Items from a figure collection
## BEGIN

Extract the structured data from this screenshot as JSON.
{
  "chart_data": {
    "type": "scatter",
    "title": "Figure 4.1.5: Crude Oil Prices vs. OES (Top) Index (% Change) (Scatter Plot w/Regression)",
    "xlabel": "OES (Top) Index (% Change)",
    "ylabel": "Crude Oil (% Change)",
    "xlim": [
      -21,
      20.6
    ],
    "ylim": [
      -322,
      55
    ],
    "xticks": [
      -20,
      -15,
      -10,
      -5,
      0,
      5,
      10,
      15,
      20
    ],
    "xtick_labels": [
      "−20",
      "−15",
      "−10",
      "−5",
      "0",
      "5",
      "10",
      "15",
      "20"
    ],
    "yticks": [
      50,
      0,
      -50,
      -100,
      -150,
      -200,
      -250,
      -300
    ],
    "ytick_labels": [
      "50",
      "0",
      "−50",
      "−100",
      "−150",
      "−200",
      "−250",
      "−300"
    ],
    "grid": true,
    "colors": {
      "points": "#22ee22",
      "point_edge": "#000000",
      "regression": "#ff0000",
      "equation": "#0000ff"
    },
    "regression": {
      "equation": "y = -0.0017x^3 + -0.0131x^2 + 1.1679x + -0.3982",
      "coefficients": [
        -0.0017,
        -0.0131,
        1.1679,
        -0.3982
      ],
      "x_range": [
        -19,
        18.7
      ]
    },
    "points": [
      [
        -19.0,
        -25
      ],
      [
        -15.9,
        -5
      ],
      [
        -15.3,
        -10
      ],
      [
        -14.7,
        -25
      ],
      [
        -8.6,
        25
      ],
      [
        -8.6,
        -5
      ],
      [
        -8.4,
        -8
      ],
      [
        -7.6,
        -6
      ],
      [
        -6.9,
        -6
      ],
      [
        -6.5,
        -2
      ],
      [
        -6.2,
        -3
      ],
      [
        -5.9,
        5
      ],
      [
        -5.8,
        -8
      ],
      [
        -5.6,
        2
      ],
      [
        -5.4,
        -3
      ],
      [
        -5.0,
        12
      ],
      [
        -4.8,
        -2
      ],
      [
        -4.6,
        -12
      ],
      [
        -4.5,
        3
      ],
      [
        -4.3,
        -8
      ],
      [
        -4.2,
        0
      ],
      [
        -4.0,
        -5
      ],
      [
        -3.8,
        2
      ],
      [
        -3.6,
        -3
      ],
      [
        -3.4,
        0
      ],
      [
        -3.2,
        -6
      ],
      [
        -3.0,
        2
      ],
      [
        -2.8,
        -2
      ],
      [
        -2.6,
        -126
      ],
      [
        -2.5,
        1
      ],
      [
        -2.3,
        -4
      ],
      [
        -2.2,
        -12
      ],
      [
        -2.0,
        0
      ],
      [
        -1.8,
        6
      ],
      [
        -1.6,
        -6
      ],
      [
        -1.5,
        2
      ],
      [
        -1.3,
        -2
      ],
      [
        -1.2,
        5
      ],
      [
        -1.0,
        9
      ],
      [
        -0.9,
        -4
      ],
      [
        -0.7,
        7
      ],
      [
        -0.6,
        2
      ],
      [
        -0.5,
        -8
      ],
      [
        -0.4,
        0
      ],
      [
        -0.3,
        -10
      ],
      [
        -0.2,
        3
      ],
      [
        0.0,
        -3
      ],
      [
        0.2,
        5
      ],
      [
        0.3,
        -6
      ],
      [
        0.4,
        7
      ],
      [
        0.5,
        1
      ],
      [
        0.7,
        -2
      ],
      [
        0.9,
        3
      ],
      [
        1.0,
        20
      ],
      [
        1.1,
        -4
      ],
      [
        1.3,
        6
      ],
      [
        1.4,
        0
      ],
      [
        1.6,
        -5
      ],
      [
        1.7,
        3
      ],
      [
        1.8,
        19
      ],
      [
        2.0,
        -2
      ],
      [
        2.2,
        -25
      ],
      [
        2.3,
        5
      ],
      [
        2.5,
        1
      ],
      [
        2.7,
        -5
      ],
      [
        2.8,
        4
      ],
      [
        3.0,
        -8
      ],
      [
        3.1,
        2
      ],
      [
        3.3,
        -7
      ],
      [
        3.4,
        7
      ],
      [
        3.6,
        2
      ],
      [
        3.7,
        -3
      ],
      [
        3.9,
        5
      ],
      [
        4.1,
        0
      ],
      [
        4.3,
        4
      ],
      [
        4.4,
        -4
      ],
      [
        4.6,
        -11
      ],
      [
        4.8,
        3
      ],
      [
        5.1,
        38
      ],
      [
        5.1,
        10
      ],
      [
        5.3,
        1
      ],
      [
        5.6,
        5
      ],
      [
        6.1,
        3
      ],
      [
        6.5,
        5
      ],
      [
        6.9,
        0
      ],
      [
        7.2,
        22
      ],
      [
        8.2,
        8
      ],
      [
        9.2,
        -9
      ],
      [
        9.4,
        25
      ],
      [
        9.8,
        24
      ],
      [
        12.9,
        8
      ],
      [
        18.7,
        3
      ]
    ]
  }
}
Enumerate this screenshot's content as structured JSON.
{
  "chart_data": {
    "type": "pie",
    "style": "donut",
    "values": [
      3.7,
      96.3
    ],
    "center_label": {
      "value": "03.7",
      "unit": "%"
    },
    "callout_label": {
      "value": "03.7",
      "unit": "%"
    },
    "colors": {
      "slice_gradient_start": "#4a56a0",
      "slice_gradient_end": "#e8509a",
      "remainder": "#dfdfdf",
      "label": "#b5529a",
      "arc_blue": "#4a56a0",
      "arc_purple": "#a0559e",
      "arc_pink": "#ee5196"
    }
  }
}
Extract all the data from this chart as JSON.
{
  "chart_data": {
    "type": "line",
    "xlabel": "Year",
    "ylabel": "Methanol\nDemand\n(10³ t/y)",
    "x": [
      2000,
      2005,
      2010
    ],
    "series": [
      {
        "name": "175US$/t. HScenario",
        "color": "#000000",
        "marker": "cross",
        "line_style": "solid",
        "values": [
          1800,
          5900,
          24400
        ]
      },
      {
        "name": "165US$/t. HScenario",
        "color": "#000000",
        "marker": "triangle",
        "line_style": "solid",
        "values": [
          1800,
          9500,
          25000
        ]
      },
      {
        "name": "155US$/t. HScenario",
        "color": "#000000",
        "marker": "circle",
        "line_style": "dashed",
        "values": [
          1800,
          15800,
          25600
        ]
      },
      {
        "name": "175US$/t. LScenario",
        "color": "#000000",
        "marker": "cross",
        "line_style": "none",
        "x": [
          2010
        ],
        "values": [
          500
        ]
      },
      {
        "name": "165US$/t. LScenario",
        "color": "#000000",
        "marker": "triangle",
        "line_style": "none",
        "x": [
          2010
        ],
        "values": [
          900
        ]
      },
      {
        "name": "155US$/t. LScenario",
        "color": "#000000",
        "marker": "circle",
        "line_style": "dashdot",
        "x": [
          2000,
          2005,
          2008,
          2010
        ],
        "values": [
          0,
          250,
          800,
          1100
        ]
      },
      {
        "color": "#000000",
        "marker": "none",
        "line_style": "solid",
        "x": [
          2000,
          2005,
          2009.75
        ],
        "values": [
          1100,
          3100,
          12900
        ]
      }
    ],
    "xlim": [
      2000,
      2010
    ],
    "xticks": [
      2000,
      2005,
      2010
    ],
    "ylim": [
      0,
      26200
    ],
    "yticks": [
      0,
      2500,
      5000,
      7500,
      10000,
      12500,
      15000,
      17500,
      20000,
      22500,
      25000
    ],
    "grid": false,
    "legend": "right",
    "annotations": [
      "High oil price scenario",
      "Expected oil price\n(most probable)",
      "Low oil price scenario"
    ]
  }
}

## END

Exercise task =>
Copy every line verbatim.

Written answer =>
Extract the structured data from this screenshot as JSON.
{
  "chart_data": {
    "type": "scatter",
    "title": "Figure 4.1.5: Crude Oil Prices vs. OES (Top) Index (% Change) (Scatter Plot w/Regression)",
    "xlabel": "OES (Top) Index (% Change)",
    "ylabel": "Crude Oil (% Change)",
    "xlim": [
      -21,
      20.6
    ],
    "ylim": [
      -322,
      55
    ],
    "xticks": [
      -20,
      -15,
      -10,
      -5,
      0,
      5,
      10,
      15,
      20
    ],
    "xtick_labels": [
      "−20",
      "−15",
      "−10",
      "−5",
      "0",
      "5",
      "10",
      "15",
      "20"
    ],
    "yticks": [
      50,
      0,
      -50,
      -100,
      -150,
      -200,
      -250,
      -300
    ],
    "ytick_labels": [
      "50",
      "0",
      "−50",
      "−100",
      "−150",
      "−200",
      "−250",
      "−300"
    ],
    "grid": true,
    "colors": {
      "points": "#22ee22",
      "point_edge": "#000000",
      "regression": "#ff0000",
      "equation": "#0000ff"
    },
    "regression": {
      "equation": "y = -0.0017x^3 + -0.0131x^2 + 1.1679x + -0.3982",
      "coefficients": [
        -0.0017,
        -0.0131,
        1.1679,
        -0.3982
      ],
      "x_range": [
        -19,
        18.7
      ]
    },
    "points": [
      [
        -19.0,
        -25
      ],
      [
        -15.9,
        -5
      ],
      [
        -15.3,
        -10
      ],
      [
        -14.7,
        -25
      ],
      [
        -8.6,
        25
      ],
      [
        -8.6,
        -5
      ],
      [
        -8.4,
        -8
      ],
      [
        -7.6,
        -6
      ],
      [
        -6.9,
        -6
      ],
      [
        -6.5,
        -2
      ],
      [
        -6.2,
        -3
      ],
      [
        -5.9,
        5
      ],
      [
        -5.8,
        -8
      ],
      [
        -5.6,
        2
      ],
      [
        -5.4,
        -3
      ],
      [
        -5.0,
        12
      ],
      [
        -4.8,
        -2
      ],
      [
        -4.6,
        -12
      ],
      [
        -4.5,
        3
      ],
      [
        -4.3,
        -8
      ],
      [
        -4.2,
        0
      ],
      [
        -4.0,
        -5
      ],
      [
        -3.8,
        2
      ],
      [
        -3.6,
        -3
      ],
      [
        -3.4,
        0
      ],
      [
        -3.2,
        -6
      ],
      [
        -3.0,
        2
      ],
      [
        -2.8,
        -2
      ],
      [
        -2.6,
        -126
      ],
      [
        -2.5,
        1
      ],
      [
        -2.3,
        -4
      ],
      [
        -2.2,
        -12
      ],
      [
        -2.0,
        0
      ],
      [
        -1.8,
        6
      ],
      [
        -1.6,
        -6
      ],
      [
        -1.5,
        2
      ],
      [
        -1.3,
        -2
      ],
      [
        -1.2,
        5
      ],
      [
        -1.0,
        9
      ],
      [
        -0.9,
        -4
      ],
      [
        -0.7,
        7
      ],
      [
        -0.6,
        2
      ],
      [
        -0.5,
        -8
      ],
      [
        -0.4,
        0
      ],
      [
        -0.3,
        -10
      ],
      [
        -0.2,
        3
      ],
      [
        0.0,
        -3
      ],
      [
        0.2,
        5
      ],
      [
        0.3,
        -6
      ],
      [
        0.4,
        7
      ],
      [
        0.5,
        1
      ],
      [
        0.7,
        -2
      ],
      [
        0.9,
        3
      ],
      [
        1.0,
        20
      ],
      [
        1.1,
        -4
      ],
      [
        1.3,
        6
      ],
      [
        1.4,
        0
      ],
      [
        1.6,
        -5
      ],
      [
        1.7,
        3
      ],
      [
        1.8,
        19
      ],
      [
        2.0,
        -2
      ],
      [
        2.2,
        -25
      ],
      [
        2.3,
        5
      ],
      [
        2.5,
        1
      ],
      [
        2.7,
        -5
      ],
      [
        2.8,
        4
      ],
      [
        3.0,
        -8
      ],
      [
        3.1,
        2
      ],
      [
        3.3,
        -7
      ],
      [
        3.4,
        7
      ],
      [
        3.6,
        2
      ],
      [
        3.7,
        -3
      ],
      [
        3.9,
        5
      ],
      [
        4.1,
        0
      ],
      [
        4.3,
        4
      ],
      [
        4.4,
        -4
      ],
      [
        4.6,
        -11
      ],
      [
        4.8,
        3
      ],
      [
        5.1,
        38
      ],
      [
        5.1,
        10
      ],
      [
        5.3,
        1
      ],
      [
        5.6,
        5
      ],
      [
        6.1,
        3
      ],
      [
        6.5,
        5
      ],
      [
        6.9,
        0
      ],
      [
        7.2,
        22
      ],
      [
        8.2,
        8
      ],
      [
        9.2,
        -9
      ],
      [
        9.4,
        25
      ],
      [
        9.8,
        24
      ],
      [
        12.9,
        8
      ],
      [
        18.7,
        3
      ]
    ]
  }
}
Enumerate this screenshot's content as structured JSON.
{
  "chart_data": {
    "type": "pie",
    "style": "donut",
    "values": [
      3.7,
      96.3
    ],
    "center_label": {
      "value": "03.7",
      "unit": "%"
    },
    "callout_label": {
      "value": "03.7",
      "unit": "%"
    },
    "colors": {
      "slice_gradient_start": "#4a56a0",
      "slice_gradient_end": "#e8509a",
      "remainder": "#dfdfdf",
      "label": "#b5529a",
      "arc_blue": "#4a56a0",
      "arc_purple": "#a0559e",
      "arc_pink": "#ee5196"
    }
  }
}
Extract all the data from this chart as JSON.
{
  "chart_data": {
    "type": "line",
    "xlabel": "Year",
    "ylabel": "Methanol\nDemand\n(10³ t/y)",
    "x": [
      2000,
      2005,
      2010
    ],
    "series": [
      {
        "name": "175US$/t. HScenario",
        "color": "#000000",
        "marker": "cross",
        "line_style": "solid",
        "values": [
          1800,
          5900,
          24400
        ]
      },
      {
        "name": "165US$/t. HScenario",
        "color": "#000000",
        "marker": "triangle",
        "line_style": "solid",
        "values": [
          1800,
          9500,
          25000
        ]
      },
      {
        "name": "155US$/t. HScenario",
        "color": "#000000",
        "marker": "circle",
        "line_style": "dashed",
        "values": [
          1800,
          15800,
          25600
        ]
      },
      {
        "name": "175US$/t. LScenario",
        "color": "#000000",
        "marker": "cross",
        "line_style": "none",
        "x": [
          2010
        ],
        "values": [
          500
        ]
      },
      {
        "name": "165US$/t. LScenario",
        "color": "#000000",
        "marker": "triangle",
        "line_style": "none",
        "x": [
          2010
        ],
        "values": [
          900
        ]
      },
      {
        "name": "155US$/t. LScenario",
        "color": "#000000",
        "marker": "circle",
        "line_style": "dashdot",
        "x": [
          2000,
          2005,
          2008,
          2010
        ],
        "values": [
          0,
          250,
          800,
          1100
        ]
      },
      {
        "color": "#000000",
        "marker": "none",
        "line_style": "solid",
        "x": [
          2000,
          2005,
          2009.75
        ],
        "values": [
          1100,
          3100,
          12900
        ]
      }
    ],
    "xlim": [
      2000,
      2010
    ],
    "xticks": [
      2000,
      2005,
      2010
    ],
    "ylim": [
      0,
      26200
    ],
    "yticks": [
      0,
      2500,
      5000,
      7500,
      10000,
      12500,
      15000,
      17500,
      20000,
      22500,
      25000
    ],
    "grid": false,
    "legend": "right",
    "annotations": [
      "High oil price scenario",
      "Expected oil price\n(most probable)",
      "Low oil price scenario"
    ]
  }
}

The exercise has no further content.